__Work instructions__. Repeat every entry in the listing below, exactly.

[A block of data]
⁂

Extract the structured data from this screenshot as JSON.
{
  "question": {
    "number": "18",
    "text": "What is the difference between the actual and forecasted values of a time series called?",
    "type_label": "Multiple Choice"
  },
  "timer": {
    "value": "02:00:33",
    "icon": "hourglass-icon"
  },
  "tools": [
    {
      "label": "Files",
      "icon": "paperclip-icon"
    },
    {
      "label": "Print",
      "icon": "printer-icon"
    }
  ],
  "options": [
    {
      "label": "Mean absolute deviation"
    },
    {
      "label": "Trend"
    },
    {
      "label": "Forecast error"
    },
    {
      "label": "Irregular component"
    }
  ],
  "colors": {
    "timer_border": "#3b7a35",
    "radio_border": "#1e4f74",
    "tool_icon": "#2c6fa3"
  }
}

⁂

__Exercise solution__.
Extract the structured data from this screenshot as JSON.
{
  "question": {
    "number": "18",
    "text": "What is the difference between the actual and forecasted values of a time series called?",
    "type_label": "Multiple Choice"
  },
  "timer": {
    "value": "02:00:33",
    "icon": "hourglass-icon"
  },
  "tools": [
    {
      "label": "Files",
      "icon": "paperclip-icon"
    },
    {
      "label": "Print",
      "icon": "printer-icon"
    }
  ],
  "options": [
    {
      "label": "Mean absolute deviation"
    },
    {
      "label": "Trend"
    },
    {
      "label": "Forecast error"
    },
    {
      "label": "Irregular component"
    }
  ],
  "colors": {
    "timer_border": "#3b7a35",
    "radio_border": "#1e4f74",
    "tool_icon": "#2c6fa3"
  }
}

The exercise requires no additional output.